> Data entries for graphics:
— start —

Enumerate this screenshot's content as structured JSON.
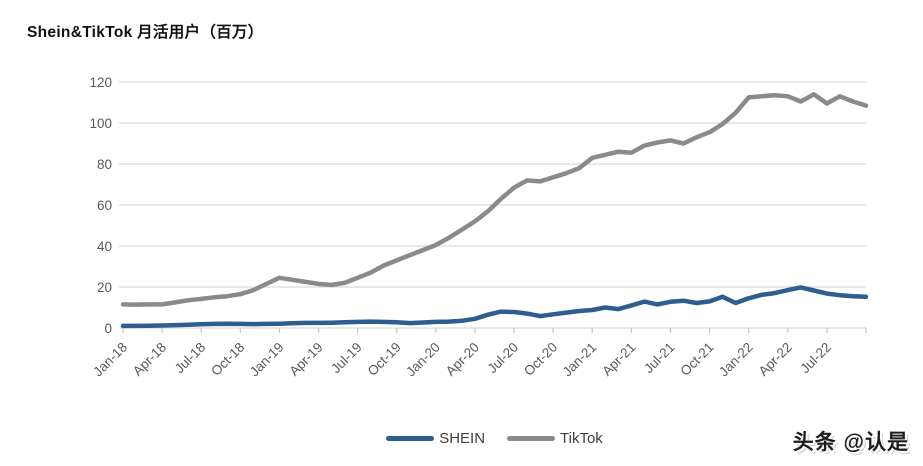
{
  "title": "Shein&TikTok 月活用户（百万）",
  "watermark": "头条 @认是",
  "legend": [
    {
      "label": "SHEIN",
      "color": "#2E5E90"
    },
    {
      "label": "TikTok",
      "color": "#8A8A8A"
    }
  ],
  "chart_data": {
    "type": "line",
    "title": "Shein&TikTok 月活用户（百万）",
    "xlabel": "",
    "ylabel": "",
    "ylim": [
      0,
      120
    ],
    "y_ticks": [
      0,
      20,
      40,
      60,
      80,
      100,
      120
    ],
    "grid": "horizontal",
    "legend_position": "bottom-center",
    "colors": {
      "grid": "#D9D9D9",
      "axis_tick": "#C6C6C6",
      "tick_label": "#595959"
    },
    "categories": [
      "Jan-18",
      "Feb-18",
      "Mar-18",
      "Apr-18",
      "May-18",
      "Jun-18",
      "Jul-18",
      "Aug-18",
      "Sep-18",
      "Oct-18",
      "Nov-18",
      "Dec-18",
      "Jan-19",
      "Feb-19",
      "Mar-19",
      "Apr-19",
      "May-19",
      "Jun-19",
      "Jul-19",
      "Aug-19",
      "Sep-19",
      "Oct-19",
      "Nov-19",
      "Dec-19",
      "Jan-20",
      "Feb-20",
      "Mar-20",
      "Apr-20",
      "May-20",
      "Jun-20",
      "Jul-20",
      "Aug-20",
      "Sep-20",
      "Oct-20",
      "Nov-20",
      "Dec-20",
      "Jan-21",
      "Feb-21",
      "Mar-21",
      "Apr-21",
      "May-21",
      "Jun-21",
      "Jul-21",
      "Aug-21",
      "Sep-21",
      "Oct-21",
      "Nov-21",
      "Dec-21",
      "Jan-22",
      "Feb-22",
      "Mar-22",
      "Apr-22",
      "May-22",
      "Jun-22",
      "Jul-22",
      "Aug-22",
      "Sep-22",
      "Oct-22"
    ],
    "x_tick_labels": [
      "Jan-18",
      "Apr-18",
      "Jul-18",
      "Oct-18",
      "Jan-19",
      "Apr-19",
      "Jul-19",
      "Oct-19",
      "Jan-20",
      "Apr-20",
      "Jul-20",
      "Oct-20",
      "Jan-21",
      "Apr-21",
      "Jul-21",
      "Oct-21",
      "Jan-22",
      "Apr-22",
      "Jul-22"
    ],
    "series": [
      {
        "name": "SHEIN",
        "color": "#2E5E90",
        "values": [
          1.0,
          1.0,
          1.1,
          1.2,
          1.4,
          1.6,
          1.8,
          2.0,
          2.1,
          2.0,
          1.9,
          2.0,
          2.1,
          2.3,
          2.5,
          2.5,
          2.6,
          2.8,
          3.0,
          3.1,
          3.0,
          2.8,
          2.4,
          2.7,
          3.0,
          3.1,
          3.5,
          4.5,
          6.5,
          8.0,
          7.8,
          7.0,
          5.8,
          6.7,
          7.5,
          8.3,
          8.8,
          10.0,
          9.2,
          11.0,
          12.9,
          11.5,
          12.8,
          13.3,
          12.2,
          13.0,
          15.2,
          12.2,
          14.5,
          16.2,
          17.0,
          18.5,
          19.8,
          18.3,
          16.8,
          16.0,
          15.5,
          15.2
        ]
      },
      {
        "name": "TikTok",
        "color": "#8A8A8A",
        "values": [
          11.5,
          11.4,
          11.5,
          11.5,
          12.5,
          13.5,
          14.2,
          15.0,
          15.5,
          16.5,
          18.5,
          21.5,
          24.5,
          23.5,
          22.5,
          21.5,
          21.0,
          22.0,
          24.5,
          27.0,
          30.5,
          33.0,
          35.5,
          38.0,
          40.5,
          44.0,
          48.0,
          52.0,
          57.0,
          63.0,
          68.5,
          72.0,
          71.5,
          73.5,
          75.5,
          78.0,
          83.0,
          84.5,
          86.0,
          85.5,
          89.0,
          90.5,
          91.5,
          90.0,
          93.0,
          95.5,
          99.5,
          105.0,
          112.5,
          113.0,
          113.5,
          113.0,
          110.5,
          114.0,
          109.5,
          113.0,
          110.5,
          108.5
        ]
      }
    ]
  }
}
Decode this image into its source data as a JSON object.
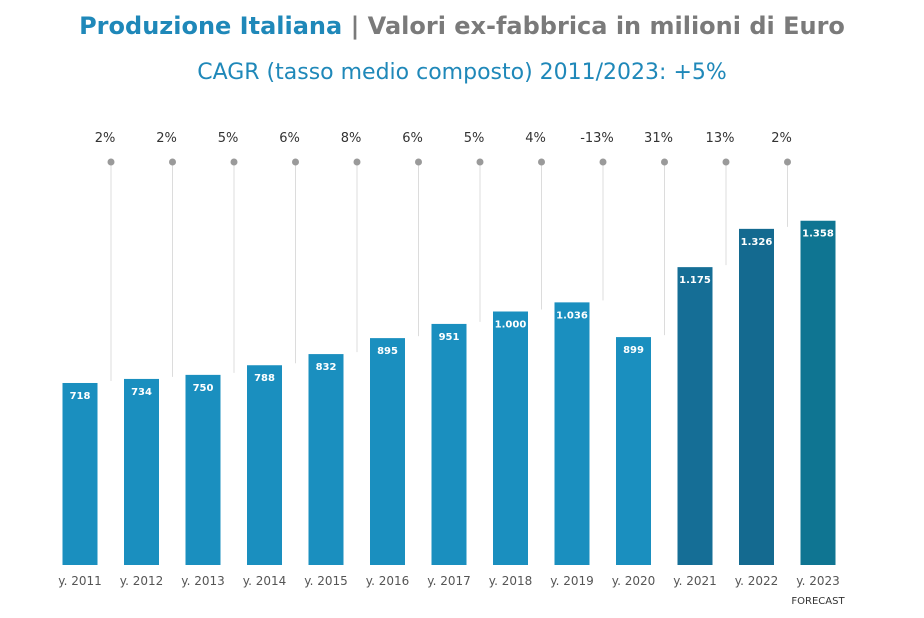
{
  "chart_data": {
    "type": "bar",
    "title_main": "Produzione Italiana",
    "title_rest": "| Valori ex-fabbrica in milioni di Euro",
    "subtitle": "CAGR (tasso medio composto) 2011/2023: +5%",
    "categories": [
      "y. 2011",
      "y. 2012",
      "y. 2013",
      "y. 2014",
      "y. 2015",
      "y. 2016",
      "y. 2017",
      "y. 2018",
      "y. 2019",
      "y. 2020",
      "y. 2021",
      "y. 2022",
      "y. 2023"
    ],
    "values": [
      718,
      734,
      750,
      788,
      832,
      895,
      951,
      1000,
      1036,
      899,
      1175,
      1326,
      1358
    ],
    "value_labels": [
      "718",
      "734",
      "750",
      "788",
      "832",
      "895",
      "951",
      "1.000",
      "1.036",
      "899",
      "1.175",
      "1.326",
      "1.358"
    ],
    "growth_labels": [
      "2%",
      "2%",
      "5%",
      "6%",
      "8%",
      "6%",
      "5%",
      "4%",
      "-13%",
      "31%",
      "13%",
      "2%",
      ""
    ],
    "annotation": "FORECAST",
    "ylim": [
      0,
      1400
    ],
    "grid": false,
    "colors": [
      "#1a8fbf",
      "#1a8fbf",
      "#1a8fbf",
      "#1a8fbf",
      "#1a8fbf",
      "#1a8fbf",
      "#1a8fbf",
      "#1a8fbf",
      "#1a8fbf",
      "#1a8fbf",
      "#156e96",
      "#146a90",
      "#0f7592"
    ]
  }
}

— end —

> What the exercise asks: Filter the data for the string "this" and copy every line that has it.

> Response:
Enumerate this screenshot's content as structured JSON.
Decode this image into its source data as a JSON object.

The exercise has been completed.